Count the lines below that contain the word "Output", and reply with that number alone.

Material start

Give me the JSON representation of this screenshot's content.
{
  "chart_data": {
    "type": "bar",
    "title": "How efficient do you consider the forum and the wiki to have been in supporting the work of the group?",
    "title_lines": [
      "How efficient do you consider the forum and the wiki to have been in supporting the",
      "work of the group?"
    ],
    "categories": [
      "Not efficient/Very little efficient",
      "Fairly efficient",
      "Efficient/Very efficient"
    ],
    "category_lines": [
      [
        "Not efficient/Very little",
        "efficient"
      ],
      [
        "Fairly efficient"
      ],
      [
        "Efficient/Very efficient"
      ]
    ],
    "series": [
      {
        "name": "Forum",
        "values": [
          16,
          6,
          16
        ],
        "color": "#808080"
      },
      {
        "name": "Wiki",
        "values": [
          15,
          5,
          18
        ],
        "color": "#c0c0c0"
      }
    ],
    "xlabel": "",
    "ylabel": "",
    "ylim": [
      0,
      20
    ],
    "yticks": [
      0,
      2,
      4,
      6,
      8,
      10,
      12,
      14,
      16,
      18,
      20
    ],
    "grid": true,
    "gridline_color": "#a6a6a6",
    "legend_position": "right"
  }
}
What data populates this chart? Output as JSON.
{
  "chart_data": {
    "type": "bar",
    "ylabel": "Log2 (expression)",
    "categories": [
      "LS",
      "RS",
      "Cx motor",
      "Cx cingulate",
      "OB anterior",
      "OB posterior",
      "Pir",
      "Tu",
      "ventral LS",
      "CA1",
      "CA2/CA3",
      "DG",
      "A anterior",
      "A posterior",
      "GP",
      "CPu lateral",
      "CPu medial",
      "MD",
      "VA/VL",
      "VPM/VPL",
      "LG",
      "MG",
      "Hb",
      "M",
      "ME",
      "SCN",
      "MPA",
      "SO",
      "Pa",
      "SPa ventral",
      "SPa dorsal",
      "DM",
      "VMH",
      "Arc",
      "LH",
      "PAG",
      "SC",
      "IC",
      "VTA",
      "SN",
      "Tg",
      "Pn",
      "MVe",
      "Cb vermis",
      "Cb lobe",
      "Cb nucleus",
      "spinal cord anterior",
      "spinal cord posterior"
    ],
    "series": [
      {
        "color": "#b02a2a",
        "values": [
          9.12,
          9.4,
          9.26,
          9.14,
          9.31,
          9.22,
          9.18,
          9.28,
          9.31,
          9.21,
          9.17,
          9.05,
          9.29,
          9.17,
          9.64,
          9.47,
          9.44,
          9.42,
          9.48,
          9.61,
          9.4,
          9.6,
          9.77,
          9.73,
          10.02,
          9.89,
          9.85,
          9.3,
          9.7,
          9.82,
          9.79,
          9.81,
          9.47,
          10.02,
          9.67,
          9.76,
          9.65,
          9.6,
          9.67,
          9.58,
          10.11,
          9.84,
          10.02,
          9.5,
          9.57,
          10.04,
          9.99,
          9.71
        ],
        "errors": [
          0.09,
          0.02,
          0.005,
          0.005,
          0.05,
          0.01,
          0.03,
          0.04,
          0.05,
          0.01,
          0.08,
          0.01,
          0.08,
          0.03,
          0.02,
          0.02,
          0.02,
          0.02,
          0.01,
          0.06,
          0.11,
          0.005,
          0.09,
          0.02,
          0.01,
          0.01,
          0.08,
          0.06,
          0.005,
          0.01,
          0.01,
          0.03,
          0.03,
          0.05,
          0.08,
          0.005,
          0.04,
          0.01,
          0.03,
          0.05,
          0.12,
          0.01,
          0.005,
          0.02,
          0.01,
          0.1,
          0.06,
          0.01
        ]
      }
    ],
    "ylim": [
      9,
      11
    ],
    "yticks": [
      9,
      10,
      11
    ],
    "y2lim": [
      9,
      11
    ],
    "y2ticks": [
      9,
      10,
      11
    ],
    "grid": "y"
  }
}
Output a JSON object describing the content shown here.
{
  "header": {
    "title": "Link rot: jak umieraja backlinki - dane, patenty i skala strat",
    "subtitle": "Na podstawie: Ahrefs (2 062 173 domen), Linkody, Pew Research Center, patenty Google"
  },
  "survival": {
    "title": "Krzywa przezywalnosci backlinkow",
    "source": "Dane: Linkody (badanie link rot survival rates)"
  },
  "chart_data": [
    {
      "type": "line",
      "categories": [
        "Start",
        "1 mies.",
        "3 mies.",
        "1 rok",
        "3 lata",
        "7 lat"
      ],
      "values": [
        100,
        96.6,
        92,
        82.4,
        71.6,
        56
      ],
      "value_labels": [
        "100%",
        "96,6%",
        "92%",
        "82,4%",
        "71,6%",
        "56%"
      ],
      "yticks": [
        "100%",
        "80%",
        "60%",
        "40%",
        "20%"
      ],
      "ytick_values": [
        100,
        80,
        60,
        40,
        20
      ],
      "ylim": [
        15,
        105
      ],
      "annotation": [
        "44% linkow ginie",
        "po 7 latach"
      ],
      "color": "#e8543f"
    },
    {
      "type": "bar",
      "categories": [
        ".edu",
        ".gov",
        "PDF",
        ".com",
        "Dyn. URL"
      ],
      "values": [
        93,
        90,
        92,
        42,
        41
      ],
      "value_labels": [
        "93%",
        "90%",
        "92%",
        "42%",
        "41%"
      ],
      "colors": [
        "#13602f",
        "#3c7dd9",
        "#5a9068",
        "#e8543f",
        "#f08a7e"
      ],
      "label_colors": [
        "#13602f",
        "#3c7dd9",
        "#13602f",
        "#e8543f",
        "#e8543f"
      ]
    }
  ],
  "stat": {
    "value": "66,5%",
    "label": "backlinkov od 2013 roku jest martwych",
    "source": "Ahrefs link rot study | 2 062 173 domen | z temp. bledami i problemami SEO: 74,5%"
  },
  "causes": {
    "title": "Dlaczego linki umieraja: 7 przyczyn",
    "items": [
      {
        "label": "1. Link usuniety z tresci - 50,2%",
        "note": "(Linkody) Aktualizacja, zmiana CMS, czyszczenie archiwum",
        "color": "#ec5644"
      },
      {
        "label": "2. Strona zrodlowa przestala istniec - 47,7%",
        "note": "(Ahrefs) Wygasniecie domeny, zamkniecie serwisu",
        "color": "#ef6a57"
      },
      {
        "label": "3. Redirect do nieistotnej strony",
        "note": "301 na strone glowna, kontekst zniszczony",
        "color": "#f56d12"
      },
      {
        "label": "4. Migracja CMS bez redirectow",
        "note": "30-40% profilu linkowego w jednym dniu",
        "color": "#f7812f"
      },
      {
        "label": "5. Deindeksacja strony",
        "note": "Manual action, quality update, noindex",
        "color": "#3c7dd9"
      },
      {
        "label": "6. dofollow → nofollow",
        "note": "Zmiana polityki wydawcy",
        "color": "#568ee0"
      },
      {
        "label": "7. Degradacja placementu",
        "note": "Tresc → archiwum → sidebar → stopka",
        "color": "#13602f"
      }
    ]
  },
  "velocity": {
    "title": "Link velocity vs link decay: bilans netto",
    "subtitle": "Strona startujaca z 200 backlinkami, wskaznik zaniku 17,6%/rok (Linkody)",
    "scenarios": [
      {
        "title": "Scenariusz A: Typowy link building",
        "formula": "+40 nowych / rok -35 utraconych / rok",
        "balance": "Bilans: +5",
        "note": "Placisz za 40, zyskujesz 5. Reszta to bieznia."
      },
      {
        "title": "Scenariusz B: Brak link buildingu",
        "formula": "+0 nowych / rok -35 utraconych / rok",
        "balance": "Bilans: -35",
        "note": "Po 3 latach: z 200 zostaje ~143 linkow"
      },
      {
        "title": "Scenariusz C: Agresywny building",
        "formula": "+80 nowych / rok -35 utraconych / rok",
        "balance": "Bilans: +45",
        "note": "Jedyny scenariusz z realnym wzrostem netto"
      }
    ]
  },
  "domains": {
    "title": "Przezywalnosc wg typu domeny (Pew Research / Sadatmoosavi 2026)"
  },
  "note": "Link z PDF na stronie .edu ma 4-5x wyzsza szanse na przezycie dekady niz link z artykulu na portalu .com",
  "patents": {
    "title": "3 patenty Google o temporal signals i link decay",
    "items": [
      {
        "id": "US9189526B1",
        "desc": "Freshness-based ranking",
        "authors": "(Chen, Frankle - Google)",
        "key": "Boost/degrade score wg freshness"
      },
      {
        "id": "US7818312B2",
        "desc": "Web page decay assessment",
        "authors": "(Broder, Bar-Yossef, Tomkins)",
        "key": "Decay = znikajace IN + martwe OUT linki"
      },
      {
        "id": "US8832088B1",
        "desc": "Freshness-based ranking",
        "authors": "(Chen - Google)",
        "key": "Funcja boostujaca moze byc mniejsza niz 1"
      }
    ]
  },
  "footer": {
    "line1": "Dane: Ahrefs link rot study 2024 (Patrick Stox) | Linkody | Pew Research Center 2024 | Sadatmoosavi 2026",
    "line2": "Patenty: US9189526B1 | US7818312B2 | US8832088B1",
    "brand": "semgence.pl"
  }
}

Material end

■ The answer:
2